Instructions for the task: Quote the data starting at the beginning and going on through the line containing "svg-text:0: 0 [50,275,56,287]", with both ends included.

Records:

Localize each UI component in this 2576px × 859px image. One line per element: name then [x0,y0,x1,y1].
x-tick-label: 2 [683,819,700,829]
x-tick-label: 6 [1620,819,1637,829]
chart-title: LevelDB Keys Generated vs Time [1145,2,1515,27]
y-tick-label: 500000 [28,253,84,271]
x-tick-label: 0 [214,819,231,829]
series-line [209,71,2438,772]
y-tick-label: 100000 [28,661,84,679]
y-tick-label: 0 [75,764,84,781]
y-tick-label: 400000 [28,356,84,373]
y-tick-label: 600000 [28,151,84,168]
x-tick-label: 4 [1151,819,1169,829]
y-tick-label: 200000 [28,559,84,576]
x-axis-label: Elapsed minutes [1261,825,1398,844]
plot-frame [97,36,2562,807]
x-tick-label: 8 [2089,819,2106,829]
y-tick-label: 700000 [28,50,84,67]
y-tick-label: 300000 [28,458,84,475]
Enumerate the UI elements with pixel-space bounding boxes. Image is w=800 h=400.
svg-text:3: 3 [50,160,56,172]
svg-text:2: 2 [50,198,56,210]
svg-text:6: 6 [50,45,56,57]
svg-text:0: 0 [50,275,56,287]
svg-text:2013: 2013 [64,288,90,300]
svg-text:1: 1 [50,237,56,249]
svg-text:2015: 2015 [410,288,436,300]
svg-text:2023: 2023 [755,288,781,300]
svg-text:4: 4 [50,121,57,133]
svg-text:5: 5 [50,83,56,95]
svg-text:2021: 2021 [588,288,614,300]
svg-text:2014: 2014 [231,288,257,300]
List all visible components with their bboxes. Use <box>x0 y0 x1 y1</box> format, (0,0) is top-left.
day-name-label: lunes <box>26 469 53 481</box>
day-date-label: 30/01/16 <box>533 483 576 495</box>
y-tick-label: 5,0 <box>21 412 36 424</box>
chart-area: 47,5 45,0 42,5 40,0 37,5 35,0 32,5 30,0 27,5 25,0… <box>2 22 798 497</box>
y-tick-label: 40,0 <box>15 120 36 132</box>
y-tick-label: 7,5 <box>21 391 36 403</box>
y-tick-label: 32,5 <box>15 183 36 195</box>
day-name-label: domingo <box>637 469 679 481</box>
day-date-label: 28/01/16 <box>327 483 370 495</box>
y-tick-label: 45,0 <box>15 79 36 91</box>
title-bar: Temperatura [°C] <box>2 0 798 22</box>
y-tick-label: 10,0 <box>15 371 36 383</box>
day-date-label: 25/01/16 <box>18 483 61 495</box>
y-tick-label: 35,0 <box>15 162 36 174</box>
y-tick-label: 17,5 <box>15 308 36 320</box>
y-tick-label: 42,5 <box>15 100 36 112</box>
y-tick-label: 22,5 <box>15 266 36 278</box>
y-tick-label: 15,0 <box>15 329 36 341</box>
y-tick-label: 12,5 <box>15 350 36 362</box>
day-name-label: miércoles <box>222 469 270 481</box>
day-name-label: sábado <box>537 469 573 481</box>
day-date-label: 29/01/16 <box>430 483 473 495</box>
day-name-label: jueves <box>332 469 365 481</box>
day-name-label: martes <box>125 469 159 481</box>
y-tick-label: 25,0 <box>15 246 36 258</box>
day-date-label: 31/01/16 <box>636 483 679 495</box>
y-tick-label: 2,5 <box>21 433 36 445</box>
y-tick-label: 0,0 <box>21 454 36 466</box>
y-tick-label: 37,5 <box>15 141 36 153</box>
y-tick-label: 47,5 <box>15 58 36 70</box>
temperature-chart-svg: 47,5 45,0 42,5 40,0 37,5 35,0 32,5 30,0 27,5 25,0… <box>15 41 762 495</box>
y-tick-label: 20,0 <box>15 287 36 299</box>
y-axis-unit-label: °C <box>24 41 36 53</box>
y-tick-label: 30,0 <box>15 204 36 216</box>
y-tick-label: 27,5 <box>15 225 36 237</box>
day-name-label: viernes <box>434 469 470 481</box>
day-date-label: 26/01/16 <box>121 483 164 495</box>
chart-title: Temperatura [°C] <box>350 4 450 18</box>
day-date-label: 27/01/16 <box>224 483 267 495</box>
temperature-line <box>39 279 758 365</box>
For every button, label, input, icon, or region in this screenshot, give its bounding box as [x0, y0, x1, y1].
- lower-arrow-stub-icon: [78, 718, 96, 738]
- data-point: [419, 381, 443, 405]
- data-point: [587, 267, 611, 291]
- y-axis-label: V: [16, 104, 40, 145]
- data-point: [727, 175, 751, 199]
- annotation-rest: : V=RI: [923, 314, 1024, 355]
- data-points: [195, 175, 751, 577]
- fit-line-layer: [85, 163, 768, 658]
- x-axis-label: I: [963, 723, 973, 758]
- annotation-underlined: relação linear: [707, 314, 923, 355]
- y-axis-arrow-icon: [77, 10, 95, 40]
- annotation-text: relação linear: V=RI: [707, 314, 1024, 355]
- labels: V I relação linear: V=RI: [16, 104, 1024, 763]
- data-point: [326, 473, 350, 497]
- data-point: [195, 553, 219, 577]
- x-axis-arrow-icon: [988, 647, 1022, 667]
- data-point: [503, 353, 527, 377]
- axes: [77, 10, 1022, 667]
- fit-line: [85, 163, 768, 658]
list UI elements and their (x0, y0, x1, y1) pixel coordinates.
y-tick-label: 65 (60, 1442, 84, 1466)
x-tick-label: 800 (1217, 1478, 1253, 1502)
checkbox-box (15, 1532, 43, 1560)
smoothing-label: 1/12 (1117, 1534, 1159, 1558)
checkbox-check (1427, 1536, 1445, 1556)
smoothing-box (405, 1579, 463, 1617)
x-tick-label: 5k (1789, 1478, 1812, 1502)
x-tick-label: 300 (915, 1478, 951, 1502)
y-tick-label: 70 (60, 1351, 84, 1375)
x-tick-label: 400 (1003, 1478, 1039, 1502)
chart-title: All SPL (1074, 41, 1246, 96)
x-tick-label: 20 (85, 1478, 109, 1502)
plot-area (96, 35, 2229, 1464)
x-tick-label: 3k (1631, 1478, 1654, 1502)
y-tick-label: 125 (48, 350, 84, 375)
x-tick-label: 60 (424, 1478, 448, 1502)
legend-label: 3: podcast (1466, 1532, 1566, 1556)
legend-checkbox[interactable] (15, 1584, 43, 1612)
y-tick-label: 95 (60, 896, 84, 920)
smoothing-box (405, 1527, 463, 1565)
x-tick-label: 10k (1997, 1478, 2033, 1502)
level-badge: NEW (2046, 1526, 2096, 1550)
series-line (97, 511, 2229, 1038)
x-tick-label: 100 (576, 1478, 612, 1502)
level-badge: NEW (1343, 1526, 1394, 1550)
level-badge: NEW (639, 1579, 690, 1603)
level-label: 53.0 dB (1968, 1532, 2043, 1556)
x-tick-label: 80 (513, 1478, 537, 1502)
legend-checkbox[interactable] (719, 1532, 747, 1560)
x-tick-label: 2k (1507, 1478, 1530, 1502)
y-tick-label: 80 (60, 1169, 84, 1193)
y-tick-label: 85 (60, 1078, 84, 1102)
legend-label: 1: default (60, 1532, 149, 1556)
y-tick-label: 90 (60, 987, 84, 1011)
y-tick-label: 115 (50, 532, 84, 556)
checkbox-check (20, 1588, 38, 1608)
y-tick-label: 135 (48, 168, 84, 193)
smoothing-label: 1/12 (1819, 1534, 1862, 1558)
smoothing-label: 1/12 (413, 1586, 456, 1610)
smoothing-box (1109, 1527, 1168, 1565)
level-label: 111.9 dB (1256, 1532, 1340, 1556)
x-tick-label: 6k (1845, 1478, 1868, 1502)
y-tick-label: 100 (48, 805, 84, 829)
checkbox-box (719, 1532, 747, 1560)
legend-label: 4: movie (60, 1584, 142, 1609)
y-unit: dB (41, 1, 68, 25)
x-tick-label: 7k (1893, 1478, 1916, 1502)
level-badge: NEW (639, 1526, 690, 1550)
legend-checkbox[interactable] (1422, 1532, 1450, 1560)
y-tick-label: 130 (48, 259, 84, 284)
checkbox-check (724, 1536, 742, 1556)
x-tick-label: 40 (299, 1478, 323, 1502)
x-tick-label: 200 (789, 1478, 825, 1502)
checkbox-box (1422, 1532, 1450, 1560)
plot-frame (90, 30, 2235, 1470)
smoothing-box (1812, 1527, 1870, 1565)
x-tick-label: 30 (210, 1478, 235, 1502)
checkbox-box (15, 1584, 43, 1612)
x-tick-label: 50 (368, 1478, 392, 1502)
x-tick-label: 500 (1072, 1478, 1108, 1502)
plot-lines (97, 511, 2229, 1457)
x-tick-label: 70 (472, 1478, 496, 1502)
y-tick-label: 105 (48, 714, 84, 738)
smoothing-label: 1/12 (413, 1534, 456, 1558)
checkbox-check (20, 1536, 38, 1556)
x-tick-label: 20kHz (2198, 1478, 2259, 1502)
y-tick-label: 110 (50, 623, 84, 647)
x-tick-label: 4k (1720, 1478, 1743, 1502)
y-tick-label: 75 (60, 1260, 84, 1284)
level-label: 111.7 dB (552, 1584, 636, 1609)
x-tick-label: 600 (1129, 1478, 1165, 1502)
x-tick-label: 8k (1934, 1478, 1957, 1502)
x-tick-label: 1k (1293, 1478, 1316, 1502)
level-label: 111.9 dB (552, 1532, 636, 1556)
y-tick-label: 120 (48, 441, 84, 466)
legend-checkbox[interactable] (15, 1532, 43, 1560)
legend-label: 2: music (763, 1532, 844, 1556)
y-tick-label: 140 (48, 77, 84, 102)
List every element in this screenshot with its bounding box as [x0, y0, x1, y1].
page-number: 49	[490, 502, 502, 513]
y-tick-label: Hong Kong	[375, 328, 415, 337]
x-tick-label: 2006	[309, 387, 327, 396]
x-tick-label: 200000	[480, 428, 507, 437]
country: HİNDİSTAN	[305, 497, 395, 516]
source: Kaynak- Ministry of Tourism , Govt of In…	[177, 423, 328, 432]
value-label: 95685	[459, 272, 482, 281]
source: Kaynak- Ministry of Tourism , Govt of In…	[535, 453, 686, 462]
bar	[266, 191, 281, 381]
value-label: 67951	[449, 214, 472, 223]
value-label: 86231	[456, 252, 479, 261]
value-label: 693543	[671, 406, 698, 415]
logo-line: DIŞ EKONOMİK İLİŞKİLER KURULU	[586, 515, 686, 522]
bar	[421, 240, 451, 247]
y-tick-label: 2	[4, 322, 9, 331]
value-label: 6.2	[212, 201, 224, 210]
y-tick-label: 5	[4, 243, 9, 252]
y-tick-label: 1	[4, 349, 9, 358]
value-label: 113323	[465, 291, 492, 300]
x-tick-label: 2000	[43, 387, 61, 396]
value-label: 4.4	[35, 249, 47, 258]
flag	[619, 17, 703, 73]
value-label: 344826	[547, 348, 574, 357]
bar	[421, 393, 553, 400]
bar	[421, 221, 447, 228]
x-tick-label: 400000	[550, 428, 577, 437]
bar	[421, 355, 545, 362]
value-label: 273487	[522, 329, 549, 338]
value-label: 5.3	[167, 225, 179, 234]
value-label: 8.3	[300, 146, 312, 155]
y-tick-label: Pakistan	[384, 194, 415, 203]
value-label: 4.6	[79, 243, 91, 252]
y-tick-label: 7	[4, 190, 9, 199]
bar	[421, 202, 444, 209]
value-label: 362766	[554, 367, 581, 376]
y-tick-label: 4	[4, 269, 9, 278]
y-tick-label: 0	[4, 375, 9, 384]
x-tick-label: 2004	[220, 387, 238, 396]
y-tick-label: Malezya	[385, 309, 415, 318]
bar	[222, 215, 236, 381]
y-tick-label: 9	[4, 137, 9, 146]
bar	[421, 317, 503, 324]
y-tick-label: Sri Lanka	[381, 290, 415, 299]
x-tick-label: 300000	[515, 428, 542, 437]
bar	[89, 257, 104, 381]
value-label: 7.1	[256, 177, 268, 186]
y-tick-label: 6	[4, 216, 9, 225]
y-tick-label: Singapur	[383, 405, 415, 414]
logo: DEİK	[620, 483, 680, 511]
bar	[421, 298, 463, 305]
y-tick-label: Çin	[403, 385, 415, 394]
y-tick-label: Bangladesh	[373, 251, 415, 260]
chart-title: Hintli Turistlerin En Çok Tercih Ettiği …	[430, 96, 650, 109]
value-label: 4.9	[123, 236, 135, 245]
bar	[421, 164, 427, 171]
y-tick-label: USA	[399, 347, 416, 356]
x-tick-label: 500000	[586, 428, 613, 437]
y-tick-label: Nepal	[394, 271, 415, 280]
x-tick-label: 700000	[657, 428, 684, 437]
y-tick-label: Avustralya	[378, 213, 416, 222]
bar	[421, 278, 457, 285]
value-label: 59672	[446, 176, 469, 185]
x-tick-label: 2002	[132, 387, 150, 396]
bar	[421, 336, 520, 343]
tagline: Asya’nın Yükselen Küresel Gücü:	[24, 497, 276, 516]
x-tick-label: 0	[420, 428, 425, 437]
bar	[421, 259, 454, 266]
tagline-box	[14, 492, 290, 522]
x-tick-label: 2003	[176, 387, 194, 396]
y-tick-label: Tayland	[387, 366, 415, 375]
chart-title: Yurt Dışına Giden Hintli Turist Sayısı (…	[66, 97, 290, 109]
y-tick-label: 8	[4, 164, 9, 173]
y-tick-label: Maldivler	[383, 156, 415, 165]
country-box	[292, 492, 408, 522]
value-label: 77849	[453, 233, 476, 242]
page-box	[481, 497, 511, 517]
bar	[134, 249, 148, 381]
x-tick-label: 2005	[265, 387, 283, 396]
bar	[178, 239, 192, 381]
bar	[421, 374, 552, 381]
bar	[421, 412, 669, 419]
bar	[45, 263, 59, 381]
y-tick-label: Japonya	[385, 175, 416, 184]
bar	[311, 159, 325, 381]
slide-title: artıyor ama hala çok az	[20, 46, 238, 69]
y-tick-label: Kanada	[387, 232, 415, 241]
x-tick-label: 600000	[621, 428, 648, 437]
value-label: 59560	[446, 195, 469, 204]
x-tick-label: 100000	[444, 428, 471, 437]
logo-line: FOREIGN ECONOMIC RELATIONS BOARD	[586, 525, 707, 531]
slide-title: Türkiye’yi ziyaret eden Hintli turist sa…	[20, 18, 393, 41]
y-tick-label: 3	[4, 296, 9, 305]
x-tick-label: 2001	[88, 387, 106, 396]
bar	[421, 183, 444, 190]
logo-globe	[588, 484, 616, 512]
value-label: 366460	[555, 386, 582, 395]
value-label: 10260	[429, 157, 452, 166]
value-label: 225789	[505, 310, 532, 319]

Exercise output:
Localize each UI component in this 2576px × 859px image. One line per element: name then [x0,y0,x1,y1].
x-tick-label: 2 [683,819,700,829]
x-tick-label: 6 [1620,819,1637,829]
chart-title: LevelDB Keys Generated vs Time [1145,2,1515,27]
y-tick-label: 500000 [28,253,84,271]
x-tick-label: 0 [214,819,231,829]
series-line [209,71,2438,772]
y-tick-label: 100000 [28,661,84,679]
y-tick-label: 0 [75,764,84,781]
y-tick-label: 400000 [28,356,84,373]
y-tick-label: 600000 [28,151,84,168]
x-tick-label: 4 [1151,819,1169,829]
y-tick-label: 200000 [28,559,84,576]
x-axis-label: Elapsed minutes [1261,825,1398,844]
plot-frame [97,36,2562,807]
x-tick-label: 8 [2089,819,2106,829]
y-tick-label: 700000 [28,50,84,67]
y-tick-label: 300000 [28,458,84,475]
Enumerate the UI elements with pixel-space bounding boxes. Image is w=800 h=400.
svg-text:3: 3 [50,160,56,172]
svg-text:2: 2 [50,198,56,210]
svg-text:6: 6 [50,45,56,57]
svg-text:0: 0 [50,275,56,287]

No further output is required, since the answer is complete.